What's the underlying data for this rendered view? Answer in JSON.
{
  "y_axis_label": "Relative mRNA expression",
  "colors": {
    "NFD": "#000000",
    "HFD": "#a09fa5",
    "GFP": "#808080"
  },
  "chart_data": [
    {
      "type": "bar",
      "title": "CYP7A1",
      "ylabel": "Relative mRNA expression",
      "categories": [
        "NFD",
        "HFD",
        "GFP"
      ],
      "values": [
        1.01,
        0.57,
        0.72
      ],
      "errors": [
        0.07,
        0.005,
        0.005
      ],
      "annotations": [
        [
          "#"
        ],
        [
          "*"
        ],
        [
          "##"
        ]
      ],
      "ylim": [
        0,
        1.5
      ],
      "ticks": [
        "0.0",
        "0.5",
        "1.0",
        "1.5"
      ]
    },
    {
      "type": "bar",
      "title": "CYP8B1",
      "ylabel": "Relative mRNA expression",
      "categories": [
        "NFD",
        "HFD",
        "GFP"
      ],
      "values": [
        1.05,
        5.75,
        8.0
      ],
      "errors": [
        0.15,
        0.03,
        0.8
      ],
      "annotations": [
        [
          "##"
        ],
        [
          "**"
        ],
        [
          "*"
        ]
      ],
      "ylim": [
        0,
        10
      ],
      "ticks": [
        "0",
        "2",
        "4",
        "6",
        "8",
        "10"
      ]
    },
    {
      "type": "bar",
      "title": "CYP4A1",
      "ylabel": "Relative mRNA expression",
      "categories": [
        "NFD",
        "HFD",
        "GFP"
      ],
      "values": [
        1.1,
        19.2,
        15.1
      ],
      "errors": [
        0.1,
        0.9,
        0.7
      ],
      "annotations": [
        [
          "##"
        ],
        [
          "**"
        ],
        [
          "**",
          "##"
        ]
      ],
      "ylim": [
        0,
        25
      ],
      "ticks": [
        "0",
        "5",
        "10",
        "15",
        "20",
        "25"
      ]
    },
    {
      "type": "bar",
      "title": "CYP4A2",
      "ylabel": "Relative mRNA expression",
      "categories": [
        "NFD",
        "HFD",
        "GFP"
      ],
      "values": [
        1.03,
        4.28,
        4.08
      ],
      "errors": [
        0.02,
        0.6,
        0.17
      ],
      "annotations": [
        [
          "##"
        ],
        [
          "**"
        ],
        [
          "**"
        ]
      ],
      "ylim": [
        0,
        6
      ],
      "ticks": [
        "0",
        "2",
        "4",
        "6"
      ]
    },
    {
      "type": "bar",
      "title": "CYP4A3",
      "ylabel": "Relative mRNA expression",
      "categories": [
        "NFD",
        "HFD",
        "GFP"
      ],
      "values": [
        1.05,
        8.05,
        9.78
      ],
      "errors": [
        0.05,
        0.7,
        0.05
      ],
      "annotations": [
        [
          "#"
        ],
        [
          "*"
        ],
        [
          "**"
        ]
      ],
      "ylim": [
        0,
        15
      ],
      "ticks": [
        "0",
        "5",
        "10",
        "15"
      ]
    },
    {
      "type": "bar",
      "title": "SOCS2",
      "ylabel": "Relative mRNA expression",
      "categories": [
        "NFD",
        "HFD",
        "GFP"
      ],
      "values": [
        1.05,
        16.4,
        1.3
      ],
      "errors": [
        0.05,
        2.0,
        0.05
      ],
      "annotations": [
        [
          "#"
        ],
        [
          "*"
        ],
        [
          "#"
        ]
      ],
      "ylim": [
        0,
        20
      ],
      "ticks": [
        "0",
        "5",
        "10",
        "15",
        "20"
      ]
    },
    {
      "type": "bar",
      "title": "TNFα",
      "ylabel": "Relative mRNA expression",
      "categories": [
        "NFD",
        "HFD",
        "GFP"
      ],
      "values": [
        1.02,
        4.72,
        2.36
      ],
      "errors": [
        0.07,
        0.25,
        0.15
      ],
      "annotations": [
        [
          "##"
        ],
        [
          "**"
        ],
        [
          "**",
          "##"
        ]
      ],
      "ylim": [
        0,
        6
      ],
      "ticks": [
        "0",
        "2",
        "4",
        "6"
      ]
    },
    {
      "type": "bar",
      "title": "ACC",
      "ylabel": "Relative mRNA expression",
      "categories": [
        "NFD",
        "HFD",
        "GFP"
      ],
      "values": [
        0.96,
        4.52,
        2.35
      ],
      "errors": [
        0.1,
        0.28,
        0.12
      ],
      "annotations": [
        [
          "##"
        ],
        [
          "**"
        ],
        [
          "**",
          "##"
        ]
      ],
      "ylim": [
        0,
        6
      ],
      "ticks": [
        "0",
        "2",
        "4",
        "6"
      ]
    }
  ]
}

····················

**TASK TO CARRY OUT:** Restate every line of the data above exactly as it was written.

**WRITTEN SOLUTION:**
What's the underlying data for this rendered view? Answer in JSON.
{
  "y_axis_label": "Relative mRNA expression",
  "colors": {
    "NFD": "#000000",
    "HFD": "#a09fa5",
    "GFP": "#808080"
  },
  "chart_data": [
    {
      "type": "bar",
      "title": "CYP7A1",
      "ylabel": "Relative mRNA expression",
      "categories": [
        "NFD",
        "HFD",
        "GFP"
      ],
      "values": [
        1.01,
        0.57,
        0.72
      ],
      "errors": [
        0.07,
        0.005,
        0.005
      ],
      "annotations": [
        [
          "#"
        ],
        [
          "*"
        ],
        [
          "##"
        ]
      ],
      "ylim": [
        0,
        1.5
      ],
      "ticks": [
        "0.0",
        "0.5",
        "1.0",
        "1.5"
      ]
    },
    {
      "type": "bar",
      "title": "CYP8B1",
      "ylabel": "Relative mRNA expression",
      "categories": [
        "NFD",
        "HFD",
        "GFP"
      ],
      "values": [
        1.05,
        5.75,
        8.0
      ],
      "errors": [
        0.15,
        0.03,
        0.8
      ],
      "annotations": [
        [
          "##"
        ],
        [
          "**"
        ],
        [
          "*"
        ]
      ],
      "ylim": [
        0,
        10
      ],
      "ticks": [
        "0",
        "2",
        "4",
        "6",
        "8",
        "10"
      ]
    },
    {
      "type": "bar",
      "title": "CYP4A1",
      "ylabel": "Relative mRNA expression",
      "categories": [
        "NFD",
        "HFD",
        "GFP"
      ],
      "values": [
        1.1,
        19.2,
        15.1
      ],
      "errors": [
        0.1,
        0.9,
        0.7
      ],
      "annotations": [
        [
          "##"
        ],
        [
          "**"
        ],
        [
          "**",
          "##"
        ]
      ],
      "ylim": [
        0,
        25
      ],
      "ticks": [
        "0",
        "5",
        "10",
        "15",
        "20",
        "25"
      ]
    },
    {
      "type": "bar",
      "title": "CYP4A2",
      "ylabel": "Relative mRNA expression",
      "categories": [
        "NFD",
        "HFD",
        "GFP"
      ],
      "values": [
        1.03,
        4.28,
        4.08
      ],
      "errors": [
        0.02,
        0.6,
        0.17
      ],
      "annotations": [
        [
          "##"
        ],
        [
          "**"
        ],
        [
          "**"
        ]
      ],
      "ylim": [
        0,
        6
      ],
      "ticks": [
        "0",
        "2",
        "4",
        "6"
      ]
    },
    {
      "type": "bar",
      "title": "CYP4A3",
      "ylabel": "Relative mRNA expression",
      "categories": [
        "NFD",
        "HFD",
        "GFP"
      ],
      "values": [
        1.05,
        8.05,
        9.78
      ],
      "errors": [
        0.05,
        0.7,
        0.05
      ],
      "annotations": [
        [
          "#"
        ],
        [
          "*"
        ],
        [
          "**"
        ]
      ],
      "ylim": [
        0,
        15
      ],
      "ticks": [
        "0",
        "5",
        "10",
        "15"
      ]
    },
    {
      "type": "bar",
      "title": "SOCS2",
      "ylabel": "Relative mRNA expression",
      "categories": [
        "NFD",
        "HFD",
        "GFP"
      ],
      "values": [
        1.05,
        16.4,
        1.3
      ],
      "errors": [
        0.05,
        2.0,
        0.05
      ],
      "annotations": [
        [
          "#"
        ],
        [
          "*"
        ],
        [
          "#"
        ]
      ],
      "ylim": [
        0,
        20
      ],
      "ticks": [
        "0",
        "5",
        "10",
        "15",
        "20"
      ]
    },
    {
      "type": "bar",
      "title": "TNFα",
      "ylabel": "Relative mRNA expression",
      "categories": [
        "NFD",
        "HFD",
        "GFP"
      ],
      "values": [
        1.02,
        4.72,
        2.36
      ],
      "errors": [
        0.07,
        0.25,
        0.15
      ],
      "annotations": [
        [
          "##"
        ],
        [
          "**"
        ],
        [
          "**",
          "##"
        ]
      ],
      "ylim": [
        0,
        6
      ],
      "ticks": [
        "0",
        "2",
        "4",
        "6"
      ]
    },
    {
      "type": "bar",
      "title": "ACC",
      "ylabel": "Relative mRNA expression",
      "categories": [
        "NFD",
        "HFD",
        "GFP"
      ],
      "values": [
        0.96,
        4.52,
        2.35
      ],
      "errors": [
        0.1,
        0.28,
        0.12
      ],
      "annotations": [
        [
          "##"
        ],
        [
          "**"
        ],
        [
          "**",
          "##"
        ]
      ],
      "ylim": [
        0,
        6
      ],
      "ticks": [
        "0",
        "2",
        "4",
        "6"
      ]
    }
  ]
}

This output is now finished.